RECORDS FOR THIS EXERCISE
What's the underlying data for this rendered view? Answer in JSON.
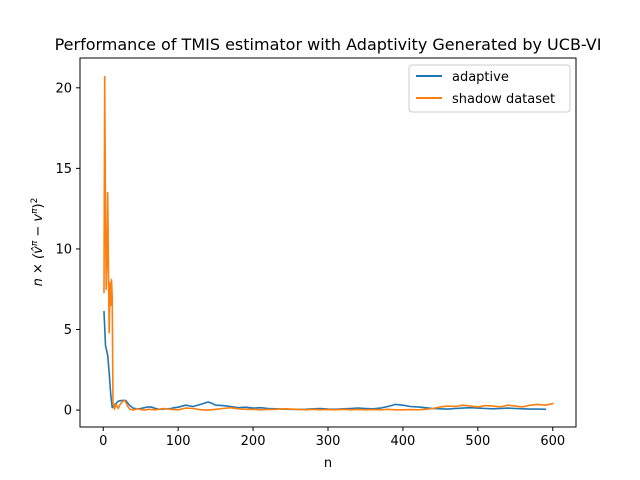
{
  "chart_data": {
    "type": "line",
    "title": "Performance of TMIS estimator with Adaptivity Generated by UCB-VI",
    "xlabel": "n",
    "ylabel": "n × (v̂^π − v^π)^2",
    "ylabel_parts": {
      "prefix": "n × (",
      "vhat": "v̂",
      "sup1": "π",
      "minus": " − v",
      "sup2": "π",
      "close": ")",
      "sup3": "2"
    },
    "xlim": [
      -31,
      631
    ],
    "ylim": [
      -1.05,
      21.85
    ],
    "xticks": [
      0,
      100,
      200,
      300,
      400,
      500,
      600
    ],
    "xtick_labels": [
      "0",
      "100",
      "200",
      "300",
      "400",
      "500",
      "600"
    ],
    "yticks": [
      0,
      5,
      10,
      15,
      20
    ],
    "ytick_labels": [
      "0",
      "5",
      "10",
      "15",
      "20"
    ],
    "grid": false,
    "legend_position": "top-right",
    "series": [
      {
        "name": "adaptive",
        "color": "#1f77b4",
        "x": [
          1,
          3,
          6,
          8,
          10,
          12,
          15,
          20,
          25,
          30,
          35,
          40,
          45,
          50,
          55,
          60,
          65,
          70,
          75,
          80,
          85,
          90,
          95,
          100,
          110,
          120,
          130,
          140,
          145,
          150,
          160,
          170,
          180,
          190,
          200,
          210,
          220,
          230,
          240,
          250,
          260,
          270,
          280,
          290,
          300,
          310,
          320,
          330,
          340,
          350,
          360,
          370,
          380,
          390,
          400,
          410,
          420,
          430,
          440,
          450,
          460,
          470,
          480,
          490,
          500,
          510,
          520,
          530,
          540,
          550,
          560,
          570,
          580,
          590
        ],
        "y": [
          6.1,
          4.0,
          3.4,
          2.3,
          1.0,
          0.15,
          0.3,
          0.55,
          0.6,
          0.6,
          0.3,
          0.12,
          0.08,
          0.1,
          0.15,
          0.2,
          0.18,
          0.1,
          0.05,
          0.06,
          0.08,
          0.1,
          0.15,
          0.18,
          0.3,
          0.22,
          0.35,
          0.5,
          0.42,
          0.3,
          0.28,
          0.22,
          0.15,
          0.18,
          0.12,
          0.15,
          0.1,
          0.08,
          0.06,
          0.05,
          0.04,
          0.05,
          0.08,
          0.1,
          0.06,
          0.05,
          0.08,
          0.1,
          0.12,
          0.1,
          0.08,
          0.12,
          0.22,
          0.35,
          0.3,
          0.22,
          0.2,
          0.15,
          0.1,
          0.08,
          0.06,
          0.1,
          0.12,
          0.15,
          0.12,
          0.1,
          0.08,
          0.1,
          0.12,
          0.1,
          0.08,
          0.06,
          0.06,
          0.05
        ]
      },
      {
        "name": "shadow dataset",
        "color": "#ff7f0e",
        "x": [
          1,
          2,
          3,
          4,
          5,
          6,
          7,
          8,
          9,
          10,
          11,
          12,
          13,
          14,
          15,
          17,
          20,
          22,
          25,
          28,
          30,
          33,
          36,
          40,
          45,
          50,
          55,
          60,
          70,
          80,
          90,
          100,
          110,
          120,
          130,
          140,
          150,
          160,
          170,
          180,
          190,
          200,
          210,
          220,
          230,
          240,
          250,
          260,
          270,
          280,
          290,
          300,
          310,
          320,
          330,
          340,
          350,
          360,
          370,
          380,
          390,
          400,
          410,
          420,
          430,
          440,
          450,
          460,
          470,
          480,
          490,
          500,
          510,
          520,
          530,
          540,
          550,
          560,
          570,
          580,
          590,
          600
        ],
        "y": [
          7.3,
          20.7,
          12.0,
          7.5,
          9.5,
          13.5,
          8.5,
          4.8,
          7.9,
          6.5,
          8.1,
          7.0,
          0.35,
          0.4,
          0.05,
          0.35,
          0.1,
          0.3,
          0.5,
          0.6,
          0.5,
          0.2,
          0.05,
          0.0,
          0.08,
          0.03,
          0.0,
          0.05,
          0.02,
          0.1,
          0.05,
          0.02,
          0.12,
          0.1,
          0.02,
          0.0,
          0.05,
          0.1,
          0.15,
          0.08,
          0.05,
          0.05,
          0.02,
          0.04,
          0.05,
          0.08,
          0.06,
          0.05,
          0.02,
          0.05,
          0.02,
          0.04,
          0.02,
          0.05,
          0.02,
          0.04,
          0.02,
          0.03,
          0.02,
          0.05,
          0.02,
          0.02,
          0.03,
          0.02,
          0.05,
          0.1,
          0.2,
          0.25,
          0.22,
          0.3,
          0.25,
          0.2,
          0.28,
          0.25,
          0.2,
          0.3,
          0.25,
          0.2,
          0.3,
          0.35,
          0.3,
          0.4
        ]
      }
    ]
  }
}
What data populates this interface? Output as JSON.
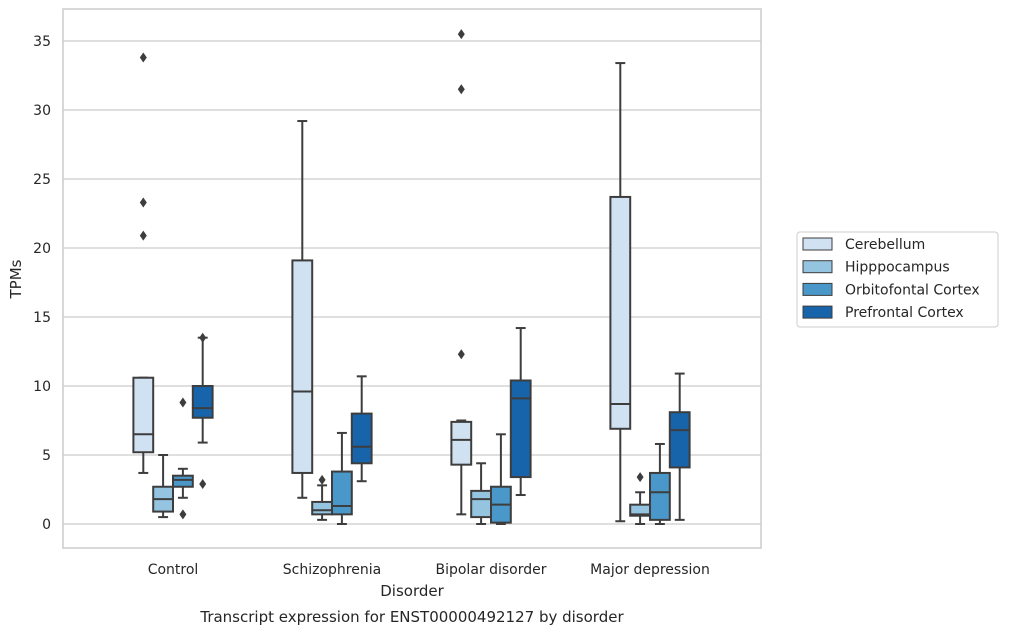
{
  "chart_data": {
    "type": "box",
    "title": "Transcript expression for ENST00000492127 by disorder",
    "xlabel": "Disorder",
    "ylabel": "TPMs",
    "ylim": [
      -1.7,
      37.2
    ],
    "yticks": [
      0,
      5,
      10,
      15,
      20,
      25,
      30,
      35
    ],
    "categories": [
      "Control",
      "Schizophrenia",
      "Bipolar disorder",
      "Major depression"
    ],
    "grid": "horizontal",
    "legend_position": "right",
    "series": [
      {
        "name": "Cerebellum",
        "color": "#d0e1f2",
        "boxes": [
          {
            "whisker_low": 3.7,
            "q1": 5.2,
            "median": 6.5,
            "q3": 10.6,
            "whisker_high": 10.6,
            "outliers": [
              33.8,
              23.3,
              20.9
            ]
          },
          {
            "whisker_low": 1.9,
            "q1": 3.7,
            "median": 9.6,
            "q3": 19.1,
            "whisker_high": 29.2,
            "outliers": []
          },
          {
            "whisker_low": 0.7,
            "q1": 4.3,
            "median": 6.1,
            "q3": 7.4,
            "whisker_high": 7.5,
            "outliers": [
              35.5,
              31.5,
              12.3
            ]
          },
          {
            "whisker_low": 0.2,
            "q1": 6.9,
            "median": 8.7,
            "q3": 23.7,
            "whisker_high": 33.4,
            "outliers": []
          }
        ]
      },
      {
        "name": "Hipppocampus",
        "color": "#94c4df",
        "boxes": [
          {
            "whisker_low": 0.5,
            "q1": 0.9,
            "median": 1.8,
            "q3": 2.7,
            "whisker_high": 5.0,
            "outliers": []
          },
          {
            "whisker_low": 0.3,
            "q1": 0.7,
            "median": 1.0,
            "q3": 1.6,
            "whisker_high": 2.8,
            "outliers": [
              3.2
            ]
          },
          {
            "whisker_low": 0.0,
            "q1": 0.5,
            "median": 1.8,
            "q3": 2.4,
            "whisker_high": 4.4,
            "outliers": []
          },
          {
            "whisker_low": 0.0,
            "q1": 0.6,
            "median": 0.7,
            "q3": 1.4,
            "whisker_high": 2.3,
            "outliers": [
              3.4
            ]
          }
        ]
      },
      {
        "name": "Orbitofontal Cortex",
        "color": "#4a98c9",
        "boxes": [
          {
            "whisker_low": 1.9,
            "q1": 2.7,
            "median": 3.2,
            "q3": 3.5,
            "whisker_high": 4.0,
            "outliers": [
              8.8,
              0.7
            ]
          },
          {
            "whisker_low": 0.0,
            "q1": 0.7,
            "median": 1.3,
            "q3": 3.8,
            "whisker_high": 6.6,
            "outliers": []
          },
          {
            "whisker_low": 0.0,
            "q1": 0.1,
            "median": 1.4,
            "q3": 2.7,
            "whisker_high": 6.5,
            "outliers": []
          },
          {
            "whisker_low": 0.0,
            "q1": 0.3,
            "median": 2.3,
            "q3": 3.7,
            "whisker_high": 5.8,
            "outliers": []
          }
        ]
      },
      {
        "name": "Prefrontal Cortex",
        "color": "#1764ab",
        "boxes": [
          {
            "whisker_low": 5.9,
            "q1": 7.7,
            "median": 8.4,
            "q3": 10.0,
            "whisker_high": 13.5,
            "outliers": [
              13.5,
              2.9
            ]
          },
          {
            "whisker_low": 3.1,
            "q1": 4.4,
            "median": 5.6,
            "q3": 8.0,
            "whisker_high": 10.7,
            "outliers": []
          },
          {
            "whisker_low": 2.1,
            "q1": 3.4,
            "median": 9.1,
            "q3": 10.4,
            "whisker_high": 14.2,
            "outliers": []
          },
          {
            "whisker_low": 0.3,
            "q1": 4.1,
            "median": 6.8,
            "q3": 8.1,
            "whisker_high": 10.9,
            "outliers": []
          }
        ]
      }
    ]
  }
}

WORK TO COMPLETE
From the entries above, copy each line holding "right".

THE OUTPUT
    "legend_position": "top-right",
    "legend_position": "right",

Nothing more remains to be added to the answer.